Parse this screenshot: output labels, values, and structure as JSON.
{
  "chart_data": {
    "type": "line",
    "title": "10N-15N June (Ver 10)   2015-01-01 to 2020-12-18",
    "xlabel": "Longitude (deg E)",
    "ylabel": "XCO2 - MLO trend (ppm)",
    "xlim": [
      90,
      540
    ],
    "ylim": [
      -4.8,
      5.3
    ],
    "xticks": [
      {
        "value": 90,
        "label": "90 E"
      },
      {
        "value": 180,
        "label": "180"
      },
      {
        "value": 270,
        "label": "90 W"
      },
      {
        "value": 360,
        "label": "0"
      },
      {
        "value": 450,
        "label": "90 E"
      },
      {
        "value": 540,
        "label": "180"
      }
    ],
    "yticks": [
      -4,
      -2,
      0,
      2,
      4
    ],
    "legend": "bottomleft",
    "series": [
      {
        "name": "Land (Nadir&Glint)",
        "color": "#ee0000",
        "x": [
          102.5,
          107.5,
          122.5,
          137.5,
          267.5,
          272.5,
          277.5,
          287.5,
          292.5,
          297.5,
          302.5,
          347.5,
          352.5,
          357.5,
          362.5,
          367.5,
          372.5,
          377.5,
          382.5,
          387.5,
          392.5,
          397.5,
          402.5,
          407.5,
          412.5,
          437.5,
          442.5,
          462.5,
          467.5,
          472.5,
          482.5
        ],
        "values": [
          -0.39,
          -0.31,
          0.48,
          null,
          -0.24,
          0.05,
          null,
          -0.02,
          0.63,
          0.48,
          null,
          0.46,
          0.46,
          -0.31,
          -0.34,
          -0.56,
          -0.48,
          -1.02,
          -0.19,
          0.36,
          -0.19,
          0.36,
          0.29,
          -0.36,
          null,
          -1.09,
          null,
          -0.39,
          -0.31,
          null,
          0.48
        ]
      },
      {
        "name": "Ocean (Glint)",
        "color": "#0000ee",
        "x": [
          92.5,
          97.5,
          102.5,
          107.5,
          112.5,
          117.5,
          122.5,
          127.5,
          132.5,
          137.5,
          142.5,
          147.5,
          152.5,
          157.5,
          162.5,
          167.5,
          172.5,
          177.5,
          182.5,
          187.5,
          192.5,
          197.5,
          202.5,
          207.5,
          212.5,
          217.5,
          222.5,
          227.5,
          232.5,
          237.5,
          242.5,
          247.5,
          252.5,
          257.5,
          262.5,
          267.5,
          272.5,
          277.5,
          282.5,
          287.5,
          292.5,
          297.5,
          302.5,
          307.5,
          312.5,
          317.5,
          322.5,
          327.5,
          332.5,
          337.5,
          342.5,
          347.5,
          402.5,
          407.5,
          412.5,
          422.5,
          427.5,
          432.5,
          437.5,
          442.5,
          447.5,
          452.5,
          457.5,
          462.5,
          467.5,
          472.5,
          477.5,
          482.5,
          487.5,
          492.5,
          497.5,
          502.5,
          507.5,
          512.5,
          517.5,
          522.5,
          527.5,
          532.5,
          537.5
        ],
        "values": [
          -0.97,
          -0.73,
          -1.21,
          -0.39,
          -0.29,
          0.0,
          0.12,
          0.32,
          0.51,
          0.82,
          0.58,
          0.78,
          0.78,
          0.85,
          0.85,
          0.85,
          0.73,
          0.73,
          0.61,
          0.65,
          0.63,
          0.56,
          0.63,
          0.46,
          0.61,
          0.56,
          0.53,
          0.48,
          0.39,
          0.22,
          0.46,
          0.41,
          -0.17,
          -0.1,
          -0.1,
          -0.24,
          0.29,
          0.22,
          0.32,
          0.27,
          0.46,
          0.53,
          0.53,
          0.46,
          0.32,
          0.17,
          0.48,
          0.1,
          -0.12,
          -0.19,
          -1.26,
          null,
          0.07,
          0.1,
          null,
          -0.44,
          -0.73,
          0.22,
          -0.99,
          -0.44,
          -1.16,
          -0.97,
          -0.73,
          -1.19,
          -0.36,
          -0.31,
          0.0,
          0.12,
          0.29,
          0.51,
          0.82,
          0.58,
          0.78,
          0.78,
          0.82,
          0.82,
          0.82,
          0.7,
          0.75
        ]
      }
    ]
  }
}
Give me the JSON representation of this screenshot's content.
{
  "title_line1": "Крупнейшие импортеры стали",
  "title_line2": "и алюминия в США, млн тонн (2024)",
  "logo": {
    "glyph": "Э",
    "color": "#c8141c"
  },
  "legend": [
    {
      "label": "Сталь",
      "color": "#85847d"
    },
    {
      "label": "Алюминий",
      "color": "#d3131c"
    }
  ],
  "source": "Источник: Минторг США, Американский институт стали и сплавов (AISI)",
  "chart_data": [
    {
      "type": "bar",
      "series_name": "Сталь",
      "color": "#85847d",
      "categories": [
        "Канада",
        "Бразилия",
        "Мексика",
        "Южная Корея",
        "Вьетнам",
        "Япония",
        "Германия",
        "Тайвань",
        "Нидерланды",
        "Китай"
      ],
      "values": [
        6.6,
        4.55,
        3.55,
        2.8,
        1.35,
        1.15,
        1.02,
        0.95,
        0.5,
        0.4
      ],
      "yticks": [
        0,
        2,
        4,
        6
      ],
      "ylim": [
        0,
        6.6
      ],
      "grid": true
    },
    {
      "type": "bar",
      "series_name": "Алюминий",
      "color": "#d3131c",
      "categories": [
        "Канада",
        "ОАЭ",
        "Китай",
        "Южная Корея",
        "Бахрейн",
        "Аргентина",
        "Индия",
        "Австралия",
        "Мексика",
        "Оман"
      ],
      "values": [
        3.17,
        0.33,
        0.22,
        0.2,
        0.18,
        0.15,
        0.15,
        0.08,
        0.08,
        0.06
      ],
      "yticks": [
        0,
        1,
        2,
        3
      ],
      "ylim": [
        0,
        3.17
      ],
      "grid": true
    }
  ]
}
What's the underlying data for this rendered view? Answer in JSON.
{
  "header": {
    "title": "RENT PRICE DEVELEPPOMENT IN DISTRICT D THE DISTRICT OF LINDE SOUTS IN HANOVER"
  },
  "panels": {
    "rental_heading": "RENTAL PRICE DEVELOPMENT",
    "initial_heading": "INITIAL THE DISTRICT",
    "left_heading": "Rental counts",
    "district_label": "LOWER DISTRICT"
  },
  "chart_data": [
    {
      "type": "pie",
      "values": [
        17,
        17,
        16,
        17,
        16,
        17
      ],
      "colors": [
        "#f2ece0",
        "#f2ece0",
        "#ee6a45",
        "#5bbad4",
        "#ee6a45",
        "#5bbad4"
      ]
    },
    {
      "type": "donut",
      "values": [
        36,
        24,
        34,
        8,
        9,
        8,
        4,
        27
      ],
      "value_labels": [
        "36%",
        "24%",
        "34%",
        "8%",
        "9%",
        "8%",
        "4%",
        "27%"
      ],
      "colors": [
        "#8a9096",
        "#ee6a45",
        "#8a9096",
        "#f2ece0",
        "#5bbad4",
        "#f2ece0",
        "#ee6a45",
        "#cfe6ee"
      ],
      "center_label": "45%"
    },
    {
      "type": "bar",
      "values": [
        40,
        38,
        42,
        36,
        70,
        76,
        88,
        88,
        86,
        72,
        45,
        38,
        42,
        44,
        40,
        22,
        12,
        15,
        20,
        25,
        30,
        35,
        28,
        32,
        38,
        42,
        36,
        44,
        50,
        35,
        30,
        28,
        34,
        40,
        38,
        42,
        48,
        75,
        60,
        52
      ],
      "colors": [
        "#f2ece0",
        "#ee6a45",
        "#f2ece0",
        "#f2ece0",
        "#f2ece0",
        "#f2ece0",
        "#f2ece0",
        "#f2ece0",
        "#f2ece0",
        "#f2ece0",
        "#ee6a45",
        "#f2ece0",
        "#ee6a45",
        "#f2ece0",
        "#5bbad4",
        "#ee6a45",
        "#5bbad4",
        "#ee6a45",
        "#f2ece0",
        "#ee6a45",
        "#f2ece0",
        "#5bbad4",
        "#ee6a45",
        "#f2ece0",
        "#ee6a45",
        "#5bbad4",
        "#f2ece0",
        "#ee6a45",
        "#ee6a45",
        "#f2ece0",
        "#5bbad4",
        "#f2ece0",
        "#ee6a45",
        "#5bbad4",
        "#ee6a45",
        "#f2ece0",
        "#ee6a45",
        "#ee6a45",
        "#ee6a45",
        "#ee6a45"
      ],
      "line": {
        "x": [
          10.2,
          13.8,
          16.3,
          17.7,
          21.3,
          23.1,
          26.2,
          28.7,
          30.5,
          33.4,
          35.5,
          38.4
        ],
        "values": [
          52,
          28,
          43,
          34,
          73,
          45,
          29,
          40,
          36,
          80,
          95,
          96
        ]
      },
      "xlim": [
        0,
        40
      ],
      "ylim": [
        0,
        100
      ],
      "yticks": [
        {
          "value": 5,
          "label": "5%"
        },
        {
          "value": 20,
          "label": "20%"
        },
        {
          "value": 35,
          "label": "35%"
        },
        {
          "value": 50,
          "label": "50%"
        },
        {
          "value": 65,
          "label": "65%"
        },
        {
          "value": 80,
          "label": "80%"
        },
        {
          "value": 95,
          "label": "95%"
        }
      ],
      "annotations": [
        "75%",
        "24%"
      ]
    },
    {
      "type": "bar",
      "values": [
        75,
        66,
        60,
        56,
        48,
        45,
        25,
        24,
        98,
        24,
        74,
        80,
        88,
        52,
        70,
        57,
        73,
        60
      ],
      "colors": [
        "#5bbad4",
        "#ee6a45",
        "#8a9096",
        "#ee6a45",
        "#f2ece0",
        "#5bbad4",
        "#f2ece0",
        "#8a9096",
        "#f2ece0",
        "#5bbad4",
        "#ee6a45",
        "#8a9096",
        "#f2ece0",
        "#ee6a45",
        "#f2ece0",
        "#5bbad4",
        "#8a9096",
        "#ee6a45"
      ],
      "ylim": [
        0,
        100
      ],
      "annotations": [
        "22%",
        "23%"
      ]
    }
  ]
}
· · · · · · ·
▶ TASK DESCRIPTION: Search the entries for the word "screenshot", then list each line that holds it.

▶ FINAL RESULT:
Parse this screenshot: output labels, values, and structure as JSON.
Give me the JSON representation of this screenshot's content.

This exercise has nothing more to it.